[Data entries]
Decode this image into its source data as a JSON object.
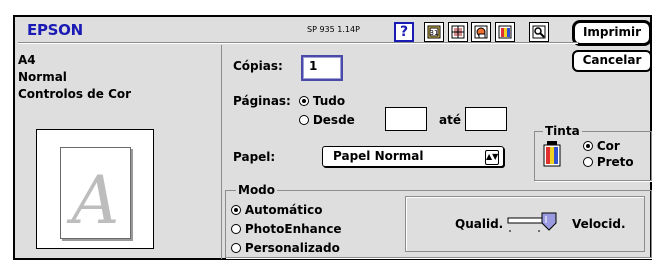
{
  "header": {
    "brand": "EPSON",
    "version": "SP 935 1.14P",
    "help_glyph": "?",
    "toolbar_icons": [
      "print-settings-icon",
      "layout-icon",
      "utilities-icon",
      "ink-icon",
      "preview-icon"
    ]
  },
  "buttons": {
    "print": "Imprimir",
    "cancel": "Cancelar"
  },
  "summary": [
    "A4",
    "Normal",
    "Controlos de Cor"
  ],
  "preview": {
    "letter": "A"
  },
  "copies": {
    "label": "Cópias:",
    "value": "1"
  },
  "pages": {
    "label": "Páginas:",
    "all": "Tudo",
    "from": "Desde",
    "to": "até",
    "from_value": "",
    "to_value": "",
    "selected": "all"
  },
  "paper": {
    "label": "Papel:",
    "value": "Papel Normal"
  },
  "ink": {
    "title": "Tinta",
    "color": "Cor",
    "black": "Preto",
    "selected": "color"
  },
  "mode": {
    "title": "Modo",
    "options": [
      "Automático",
      "PhotoEnhance",
      "Personalizado"
    ],
    "selected_index": 0
  },
  "quality": {
    "left_label": "Qualid.",
    "right_label": "Velocid."
  }
}
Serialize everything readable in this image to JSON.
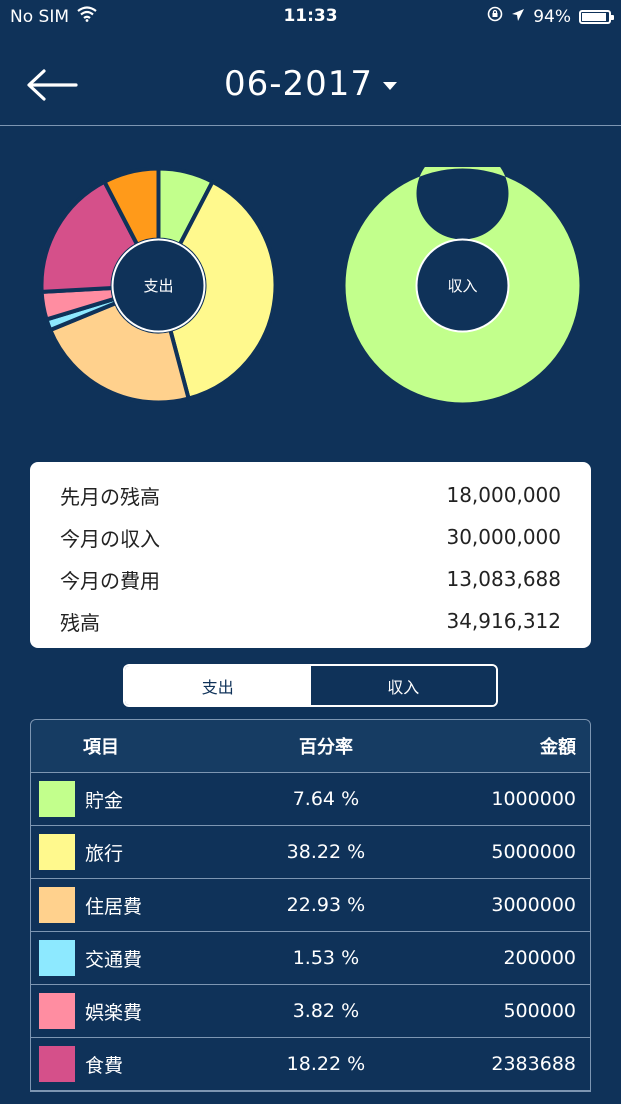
{
  "status": {
    "carrier": "No SIM",
    "time": "11:33",
    "battery": "94%",
    "battery_level": 0.94
  },
  "nav": {
    "title": "06-2017"
  },
  "charts": {
    "expense_label": "支出",
    "income_label": "収入"
  },
  "summary": {
    "rows": [
      {
        "label": "先月の残高",
        "value": "18,000,000"
      },
      {
        "label": "今月の収入",
        "value": "30,000,000"
      },
      {
        "label": "今月の費用",
        "value": "13,083,688"
      },
      {
        "label": "残高",
        "value": "34,916,312"
      }
    ]
  },
  "segment": {
    "expense": "支出",
    "income": "収入"
  },
  "table": {
    "headers": {
      "item": "項目",
      "percent": "百分率",
      "amount": "金額"
    },
    "rows": [
      {
        "name": "貯金",
        "percent": "7.64 %",
        "amount": "1000000",
        "color": "#c2ff8c"
      },
      {
        "name": "旅行",
        "percent": "38.22 %",
        "amount": "5000000",
        "color": "#fff98d"
      },
      {
        "name": "住居費",
        "percent": "22.93 %",
        "amount": "3000000",
        "color": "#ffd18d"
      },
      {
        "name": "交通費",
        "percent": "1.53 %",
        "amount": "200000",
        "color": "#8de9ff"
      },
      {
        "name": "娯楽費",
        "percent": "3.82 %",
        "amount": "500000",
        "color": "#ff8da1"
      },
      {
        "name": "食費",
        "percent": "18.22 %",
        "amount": "2383688",
        "color": "#d5508a"
      }
    ]
  },
  "chart_data": [
    {
      "type": "pie",
      "center_label": "支出",
      "categories": [
        "貯金",
        "旅行",
        "住居費",
        "交通費",
        "娯楽費",
        "食費",
        ""
      ],
      "values": [
        7.64,
        38.22,
        22.93,
        1.53,
        3.82,
        18.22,
        7.64
      ],
      "colors": [
        "#c2ff8c",
        "#fff98d",
        "#ffd18d",
        "#8de9ff",
        "#ff8da1",
        "#d5508a",
        "#ff9a1a"
      ]
    },
    {
      "type": "pie",
      "center_label": "収入",
      "categories": [
        ""
      ],
      "values": [
        100
      ],
      "colors": [
        "#c2ff8c"
      ]
    }
  ]
}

**Task requirements**
Leave the pictures out and write out every entry exactly as given.

**Response**
Decode this image into its source data as a JSON object.
{
  "header": {
    "brand": "EPSON",
    "version": "SP 935 1.14P",
    "help_glyph": "?",
    "toolbar_icons": [
      "print-settings-icon",
      "layout-icon",
      "utilities-icon",
      "ink-icon",
      "preview-icon"
    ]
  },
  "buttons": {
    "print": "Imprimir",
    "cancel": "Cancelar"
  },
  "summary": [
    "A4",
    "Normal",
    "Controlos de Cor"
  ],
  "preview": {
    "letter": "A"
  },
  "copies": {
    "label": "Cópias:",
    "value": "1"
  },
  "pages": {
    "label": "Páginas:",
    "all": "Tudo",
    "from": "Desde",
    "to": "até",
    "from_value": "",
    "to_value": "",
    "selected": "all"
  },
  "paper": {
    "label": "Papel:",
    "value": "Papel Normal"
  },
  "ink": {
    "title": "Tinta",
    "color": "Cor",
    "black": "Preto",
    "selected": "color"
  },
  "mode": {
    "title": "Modo",
    "options": [
      "Automático",
      "PhotoEnhance",
      "Personalizado"
    ],
    "selected_index": 0
  },
  "quality": {
    "left_label": "Qualid.",
    "right_label": "Velocid."
  }
}
Serialize everything readable in this image to JSON.
{
  "status": {
    "carrier": "No SIM",
    "time": "11:33",
    "battery": "94%",
    "battery_level": 0.94
  },
  "nav": {
    "title": "06-2017"
  },
  "charts": {
    "expense_label": "支出",
    "income_label": "収入"
  },
  "summary": {
    "rows": [
      {
        "label": "先月の残高",
        "value": "18,000,000"
      },
      {
        "label": "今月の収入",
        "value": "30,000,000"
      },
      {
        "label": "今月の費用",
        "value": "13,083,688"
      },
      {
        "label": "残高",
        "value": "34,916,312"
      }
    ]
  },
  "segment": {
    "expense": "支出",
    "income": "収入"
  },
  "table": {
    "headers": {
      "item": "項目",
      "percent": "百分率",
      "amount": "金額"
    },
    "rows": [
      {
        "name": "貯金",
        "percent": "7.64 %",
        "amount": "1000000",
        "color": "#c2ff8c"
      },
      {
        "name": "旅行",
        "percent": "38.22 %",
        "amount": "5000000",
        "color": "#fff98d"
      },
      {
        "name": "住居費",
        "percent": "22.93 %",
        "amount": "3000000",
        "color": "#ffd18d"
      },
      {
        "name": "交通費",
        "percent": "1.53 %",
        "amount": "200000",
        "color": "#8de9ff"
      },
      {
        "name": "娯楽費",
        "percent": "3.82 %",
        "amount": "500000",
        "color": "#ff8da1"
      },
      {
        "name": "食費",
        "percent": "18.22 %",
        "amount": "2383688",
        "color": "#d5508a"
      }
    ]
  },
  "chart_data": [
    {
      "type": "pie",
      "center_label": "支出",
      "categories": [
        "貯金",
        "旅行",
        "住居費",
        "交通費",
        "娯楽費",
        "食費",
        ""
      ],
      "values": [
        7.64,
        38.22,
        22.93,
        1.53,
        3.82,
        18.22,
        7.64
      ],
      "colors": [
        "#c2ff8c",
        "#fff98d",
        "#ffd18d",
        "#8de9ff",
        "#ff8da1",
        "#d5508a",
        "#ff9a1a"
      ]
    },
    {
      "type": "pie",
      "center_label": "収入",
      "categories": [
        ""
      ],
      "values": [
        100
      ],
      "colors": [
        "#c2ff8c"
      ]
    }
  ]
}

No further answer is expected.